*Document passage:*
###

It’s August—Do You Know Who Your SHRM Leader Is?

I said I wouldn’t hold my breath waiting for the Society for Human Resource Management’s board of directors to get its act together and have a new CEO hired by its own August 1 deadline. I’m glad I didn’t, because I would long be out of air by now.

The SHRM board has delayed the naming of a new leader yet again. The fact that this seems to be a long, dragged-out process doesn’t inspire a lot of confidence. On the other hand, it’s not really that much of a problem—as long as the SHRM board finds the right leader.

In fact, Workforce Management found during its reporting of the search that “SHRM hopes to attract a candidate with a strong business background as opposed to one who has led a professional association. High-level HR executives at Fortune 500 companies have been interviewed and at least one has withdrawn.” SHRM really needs a strong businessperson with top leadership experience who knows how to drive an organization ahead. Or it needs a creative, experienced, strategic, high-level HR professional. In other words, SHRM needs someone strongly grounded in business and managing people, not a bureaucrat or organization professional.

So I’m encouraged by the kind of person the SHRM board is trying to hire. It’s going after the right kind of person, but unfortunately, it’s doing it for all the wrong reasons.

###

(Labeled box items)
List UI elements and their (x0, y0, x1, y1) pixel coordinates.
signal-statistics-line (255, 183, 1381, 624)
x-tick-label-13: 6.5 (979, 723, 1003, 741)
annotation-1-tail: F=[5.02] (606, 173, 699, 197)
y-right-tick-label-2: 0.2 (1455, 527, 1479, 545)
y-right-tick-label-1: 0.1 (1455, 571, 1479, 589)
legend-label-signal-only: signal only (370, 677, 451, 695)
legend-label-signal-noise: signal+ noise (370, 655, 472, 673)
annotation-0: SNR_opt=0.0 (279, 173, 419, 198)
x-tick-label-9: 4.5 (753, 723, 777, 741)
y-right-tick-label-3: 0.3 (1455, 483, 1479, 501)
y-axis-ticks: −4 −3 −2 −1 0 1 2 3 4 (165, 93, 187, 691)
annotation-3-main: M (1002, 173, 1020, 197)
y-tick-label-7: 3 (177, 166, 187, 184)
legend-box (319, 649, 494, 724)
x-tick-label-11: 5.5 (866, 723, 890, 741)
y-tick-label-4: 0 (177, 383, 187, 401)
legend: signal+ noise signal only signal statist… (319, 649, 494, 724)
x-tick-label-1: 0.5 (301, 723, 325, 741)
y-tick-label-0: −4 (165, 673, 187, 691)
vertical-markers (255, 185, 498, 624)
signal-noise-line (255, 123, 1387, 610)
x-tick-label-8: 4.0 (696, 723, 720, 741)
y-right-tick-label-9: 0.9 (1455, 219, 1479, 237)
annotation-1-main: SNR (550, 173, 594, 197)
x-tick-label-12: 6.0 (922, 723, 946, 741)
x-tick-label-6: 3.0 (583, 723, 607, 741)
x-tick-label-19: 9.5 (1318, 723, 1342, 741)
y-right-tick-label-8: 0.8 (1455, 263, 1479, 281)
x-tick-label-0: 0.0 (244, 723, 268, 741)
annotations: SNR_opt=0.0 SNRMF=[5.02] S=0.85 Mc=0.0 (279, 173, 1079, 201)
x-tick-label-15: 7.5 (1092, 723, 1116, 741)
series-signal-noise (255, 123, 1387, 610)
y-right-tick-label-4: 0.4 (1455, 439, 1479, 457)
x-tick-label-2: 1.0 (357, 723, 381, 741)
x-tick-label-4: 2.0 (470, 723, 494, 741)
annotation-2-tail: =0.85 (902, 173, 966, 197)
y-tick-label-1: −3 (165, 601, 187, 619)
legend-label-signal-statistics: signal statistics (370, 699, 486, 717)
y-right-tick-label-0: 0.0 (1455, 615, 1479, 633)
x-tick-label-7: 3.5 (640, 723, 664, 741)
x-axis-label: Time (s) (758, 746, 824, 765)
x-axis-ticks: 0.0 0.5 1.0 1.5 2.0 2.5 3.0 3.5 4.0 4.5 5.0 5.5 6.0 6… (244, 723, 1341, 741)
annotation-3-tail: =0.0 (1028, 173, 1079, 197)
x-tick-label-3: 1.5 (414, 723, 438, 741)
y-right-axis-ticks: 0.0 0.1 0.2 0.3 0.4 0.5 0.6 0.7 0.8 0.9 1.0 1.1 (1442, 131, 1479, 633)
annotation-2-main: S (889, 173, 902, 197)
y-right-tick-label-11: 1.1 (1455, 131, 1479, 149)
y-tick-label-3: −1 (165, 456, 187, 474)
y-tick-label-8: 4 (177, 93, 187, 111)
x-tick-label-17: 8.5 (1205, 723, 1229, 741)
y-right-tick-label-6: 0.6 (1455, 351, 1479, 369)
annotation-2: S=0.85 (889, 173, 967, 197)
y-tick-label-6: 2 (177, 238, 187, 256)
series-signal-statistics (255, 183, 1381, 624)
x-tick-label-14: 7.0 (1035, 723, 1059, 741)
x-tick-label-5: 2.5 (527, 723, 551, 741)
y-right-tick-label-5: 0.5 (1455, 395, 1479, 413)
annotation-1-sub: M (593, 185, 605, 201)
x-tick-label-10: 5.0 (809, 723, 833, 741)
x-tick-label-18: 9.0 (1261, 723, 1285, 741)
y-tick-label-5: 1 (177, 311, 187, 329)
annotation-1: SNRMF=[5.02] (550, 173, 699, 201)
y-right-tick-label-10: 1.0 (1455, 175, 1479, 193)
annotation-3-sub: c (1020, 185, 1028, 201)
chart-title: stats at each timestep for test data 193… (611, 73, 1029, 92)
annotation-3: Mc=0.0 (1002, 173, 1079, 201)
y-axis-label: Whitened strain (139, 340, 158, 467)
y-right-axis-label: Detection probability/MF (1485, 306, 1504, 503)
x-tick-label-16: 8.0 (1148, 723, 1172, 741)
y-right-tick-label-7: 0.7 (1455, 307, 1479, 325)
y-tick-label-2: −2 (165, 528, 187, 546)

###

*Stated problem 1:*
From the SHRM leadership passage, extract the span that starts at the words "It’s August—Do You" and ends after "the right leader.".
*Stated problem 2:*
Condense the paragraph of the SHRM leadership passage that begins "In fact, Workforce Management found" into a short bulleted list that keeps its main facts.

*Written answer 1:*
It’s August—Do You Know Who Your SHRM Leader Is?

I said I wouldn’t hold my breath waiting for the Society for Human Resource Management’s board of directors to get its act together and have a new CEO hired by its own August 1 deadline. I’m glad I didn’t, because I would long be out of air by now.

The SHRM board has delayed the naming of a new leader yet again. The fact that this seems to be a long, dragged-out process doesn’t inspire a lot of confidence. On the other hand, it’s not really that much of a problem—as long as the SHRM board finds the right leader.

*Written answer 2:*
- Reporting on the search, Workforce Management found that SHRM hopes to attract a candidate with a strong business background rather than one who has led a professional association.
- High-level HR executives at Fortune 500 companies have been interviewed, and at least one has withdrawn.
- SHRM needs either a strong businessperson with top leadership experience who knows how to drive an organization ahead, or a creative, experienced, strategic, high-level HR professional.
- In short, it needs someone strongly grounded in business and managing people, not a bureaucrat or organization professional.